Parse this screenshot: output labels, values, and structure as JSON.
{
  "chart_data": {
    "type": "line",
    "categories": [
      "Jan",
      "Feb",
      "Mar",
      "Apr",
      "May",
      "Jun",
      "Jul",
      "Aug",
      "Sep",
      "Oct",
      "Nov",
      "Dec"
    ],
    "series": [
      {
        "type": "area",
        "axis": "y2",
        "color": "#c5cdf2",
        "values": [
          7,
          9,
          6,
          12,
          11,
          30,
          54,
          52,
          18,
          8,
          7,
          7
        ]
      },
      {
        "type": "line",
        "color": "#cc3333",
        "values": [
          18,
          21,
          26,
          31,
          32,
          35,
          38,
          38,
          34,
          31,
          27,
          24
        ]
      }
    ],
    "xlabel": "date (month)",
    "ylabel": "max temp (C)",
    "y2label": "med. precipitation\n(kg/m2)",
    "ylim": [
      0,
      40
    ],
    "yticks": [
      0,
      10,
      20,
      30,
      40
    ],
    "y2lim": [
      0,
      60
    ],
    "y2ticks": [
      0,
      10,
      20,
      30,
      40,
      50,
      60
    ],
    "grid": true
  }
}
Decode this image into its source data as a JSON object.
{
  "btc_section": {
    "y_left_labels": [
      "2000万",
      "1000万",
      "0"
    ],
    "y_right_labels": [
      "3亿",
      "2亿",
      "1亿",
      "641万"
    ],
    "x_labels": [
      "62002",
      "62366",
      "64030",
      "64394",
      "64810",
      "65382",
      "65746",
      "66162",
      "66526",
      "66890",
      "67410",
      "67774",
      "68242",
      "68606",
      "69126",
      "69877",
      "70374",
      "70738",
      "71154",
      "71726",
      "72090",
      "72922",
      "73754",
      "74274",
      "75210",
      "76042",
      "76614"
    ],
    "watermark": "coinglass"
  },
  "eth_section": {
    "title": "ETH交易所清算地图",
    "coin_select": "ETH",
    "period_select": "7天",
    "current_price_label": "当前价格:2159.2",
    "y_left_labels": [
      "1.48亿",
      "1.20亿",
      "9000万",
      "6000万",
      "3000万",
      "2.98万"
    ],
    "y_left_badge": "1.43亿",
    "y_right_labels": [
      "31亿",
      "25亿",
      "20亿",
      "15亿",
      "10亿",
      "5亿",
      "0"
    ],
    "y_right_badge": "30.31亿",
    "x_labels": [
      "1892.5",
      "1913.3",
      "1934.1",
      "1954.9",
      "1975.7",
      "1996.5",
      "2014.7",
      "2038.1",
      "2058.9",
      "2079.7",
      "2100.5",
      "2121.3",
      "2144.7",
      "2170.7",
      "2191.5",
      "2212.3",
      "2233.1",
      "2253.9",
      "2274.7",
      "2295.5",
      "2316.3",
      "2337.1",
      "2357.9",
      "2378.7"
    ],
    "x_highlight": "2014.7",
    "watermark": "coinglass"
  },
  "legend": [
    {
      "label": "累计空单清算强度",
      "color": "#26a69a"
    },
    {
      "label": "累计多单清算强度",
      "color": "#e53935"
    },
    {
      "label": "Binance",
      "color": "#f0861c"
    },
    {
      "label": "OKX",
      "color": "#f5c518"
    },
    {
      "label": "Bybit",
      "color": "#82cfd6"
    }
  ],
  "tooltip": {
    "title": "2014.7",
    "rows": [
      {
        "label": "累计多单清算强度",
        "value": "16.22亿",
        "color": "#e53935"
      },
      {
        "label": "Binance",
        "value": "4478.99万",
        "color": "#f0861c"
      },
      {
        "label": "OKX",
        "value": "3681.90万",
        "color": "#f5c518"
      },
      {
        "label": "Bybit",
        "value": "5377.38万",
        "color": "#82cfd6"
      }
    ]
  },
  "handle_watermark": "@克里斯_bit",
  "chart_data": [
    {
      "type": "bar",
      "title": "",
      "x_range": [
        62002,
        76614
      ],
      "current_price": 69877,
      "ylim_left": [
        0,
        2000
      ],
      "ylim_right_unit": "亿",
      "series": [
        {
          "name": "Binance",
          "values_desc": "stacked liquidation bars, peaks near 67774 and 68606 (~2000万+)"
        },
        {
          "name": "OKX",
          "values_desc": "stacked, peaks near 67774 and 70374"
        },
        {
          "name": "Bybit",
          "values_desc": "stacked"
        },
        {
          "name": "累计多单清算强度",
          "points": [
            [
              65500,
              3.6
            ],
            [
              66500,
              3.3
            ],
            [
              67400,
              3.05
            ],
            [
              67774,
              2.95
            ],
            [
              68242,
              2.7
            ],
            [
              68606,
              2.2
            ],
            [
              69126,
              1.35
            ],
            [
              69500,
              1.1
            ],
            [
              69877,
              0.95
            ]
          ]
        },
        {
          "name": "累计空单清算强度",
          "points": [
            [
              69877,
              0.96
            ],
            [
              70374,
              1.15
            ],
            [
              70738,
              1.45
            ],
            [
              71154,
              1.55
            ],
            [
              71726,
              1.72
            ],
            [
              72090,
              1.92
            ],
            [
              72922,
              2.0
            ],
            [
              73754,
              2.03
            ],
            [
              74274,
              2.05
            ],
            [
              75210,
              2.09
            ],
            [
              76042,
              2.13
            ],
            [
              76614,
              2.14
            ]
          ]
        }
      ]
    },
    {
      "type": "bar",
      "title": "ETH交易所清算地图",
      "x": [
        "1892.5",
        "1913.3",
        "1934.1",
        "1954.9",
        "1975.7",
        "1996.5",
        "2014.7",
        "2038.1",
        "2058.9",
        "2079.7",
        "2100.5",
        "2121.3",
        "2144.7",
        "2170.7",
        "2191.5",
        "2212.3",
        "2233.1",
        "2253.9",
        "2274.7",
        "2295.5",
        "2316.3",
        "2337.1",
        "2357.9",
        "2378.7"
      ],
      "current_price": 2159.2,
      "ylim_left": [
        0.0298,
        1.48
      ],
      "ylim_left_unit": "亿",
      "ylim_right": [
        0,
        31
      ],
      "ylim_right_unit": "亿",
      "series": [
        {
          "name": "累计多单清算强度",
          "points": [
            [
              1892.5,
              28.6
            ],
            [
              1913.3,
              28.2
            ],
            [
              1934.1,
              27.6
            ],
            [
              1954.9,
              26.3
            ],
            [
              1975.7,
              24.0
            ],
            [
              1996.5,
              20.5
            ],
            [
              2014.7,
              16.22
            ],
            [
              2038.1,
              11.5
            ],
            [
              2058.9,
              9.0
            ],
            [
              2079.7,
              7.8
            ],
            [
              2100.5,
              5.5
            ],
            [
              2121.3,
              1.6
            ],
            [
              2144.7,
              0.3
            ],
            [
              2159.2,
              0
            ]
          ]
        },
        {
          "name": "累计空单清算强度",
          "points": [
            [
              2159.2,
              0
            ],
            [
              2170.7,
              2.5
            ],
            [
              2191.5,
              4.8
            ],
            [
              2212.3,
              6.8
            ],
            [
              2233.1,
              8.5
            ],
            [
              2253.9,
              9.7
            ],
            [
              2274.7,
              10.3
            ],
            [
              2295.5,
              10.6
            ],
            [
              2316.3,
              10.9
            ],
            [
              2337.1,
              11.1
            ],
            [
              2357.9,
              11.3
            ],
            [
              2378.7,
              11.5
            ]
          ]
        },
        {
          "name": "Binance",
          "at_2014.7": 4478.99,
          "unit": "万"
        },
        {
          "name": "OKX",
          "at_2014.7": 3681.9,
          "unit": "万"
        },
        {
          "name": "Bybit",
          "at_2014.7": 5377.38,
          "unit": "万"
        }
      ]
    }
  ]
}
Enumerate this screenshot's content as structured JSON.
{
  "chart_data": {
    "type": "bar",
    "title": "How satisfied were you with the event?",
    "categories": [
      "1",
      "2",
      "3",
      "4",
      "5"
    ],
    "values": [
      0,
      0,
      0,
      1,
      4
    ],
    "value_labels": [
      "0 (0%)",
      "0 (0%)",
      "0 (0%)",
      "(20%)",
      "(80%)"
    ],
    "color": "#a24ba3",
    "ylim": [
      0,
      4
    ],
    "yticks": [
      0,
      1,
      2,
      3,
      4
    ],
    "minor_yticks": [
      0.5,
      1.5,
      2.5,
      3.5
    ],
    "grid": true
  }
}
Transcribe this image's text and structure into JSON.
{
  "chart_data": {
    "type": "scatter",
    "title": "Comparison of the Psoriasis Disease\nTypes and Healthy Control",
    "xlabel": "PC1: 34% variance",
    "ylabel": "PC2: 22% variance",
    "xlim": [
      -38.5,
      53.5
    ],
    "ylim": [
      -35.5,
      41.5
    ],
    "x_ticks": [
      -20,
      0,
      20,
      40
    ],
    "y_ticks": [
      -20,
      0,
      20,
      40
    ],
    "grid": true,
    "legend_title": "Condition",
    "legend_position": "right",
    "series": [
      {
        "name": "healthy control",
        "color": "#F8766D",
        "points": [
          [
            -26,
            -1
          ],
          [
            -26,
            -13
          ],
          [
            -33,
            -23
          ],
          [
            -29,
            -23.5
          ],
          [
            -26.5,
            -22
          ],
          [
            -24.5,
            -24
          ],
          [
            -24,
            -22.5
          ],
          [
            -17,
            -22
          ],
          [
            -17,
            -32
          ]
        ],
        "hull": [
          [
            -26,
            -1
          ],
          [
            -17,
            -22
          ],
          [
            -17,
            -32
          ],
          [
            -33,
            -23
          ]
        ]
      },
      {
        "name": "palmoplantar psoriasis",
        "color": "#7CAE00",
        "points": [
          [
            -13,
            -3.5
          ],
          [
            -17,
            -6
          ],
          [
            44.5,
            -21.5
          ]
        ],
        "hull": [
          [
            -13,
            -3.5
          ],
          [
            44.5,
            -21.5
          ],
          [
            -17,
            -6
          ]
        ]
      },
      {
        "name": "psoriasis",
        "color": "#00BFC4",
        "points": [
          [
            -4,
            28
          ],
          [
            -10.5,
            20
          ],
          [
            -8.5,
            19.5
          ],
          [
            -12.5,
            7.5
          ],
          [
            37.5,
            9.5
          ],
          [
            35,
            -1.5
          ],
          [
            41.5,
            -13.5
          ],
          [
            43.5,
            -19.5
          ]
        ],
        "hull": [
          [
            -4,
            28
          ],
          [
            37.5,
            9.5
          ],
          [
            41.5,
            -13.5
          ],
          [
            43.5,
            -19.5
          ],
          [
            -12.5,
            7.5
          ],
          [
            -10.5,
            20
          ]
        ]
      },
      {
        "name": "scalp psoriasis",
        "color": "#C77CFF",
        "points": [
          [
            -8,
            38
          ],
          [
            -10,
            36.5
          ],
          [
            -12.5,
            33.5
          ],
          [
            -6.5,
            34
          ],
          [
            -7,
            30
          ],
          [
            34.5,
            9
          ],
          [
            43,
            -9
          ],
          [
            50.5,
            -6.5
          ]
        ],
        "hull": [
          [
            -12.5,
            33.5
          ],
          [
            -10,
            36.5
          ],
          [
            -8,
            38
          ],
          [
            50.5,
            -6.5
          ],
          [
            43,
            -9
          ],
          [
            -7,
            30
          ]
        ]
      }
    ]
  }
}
....
Count how many lines of the data include the word "stacked". Your reply should be that number alone.

3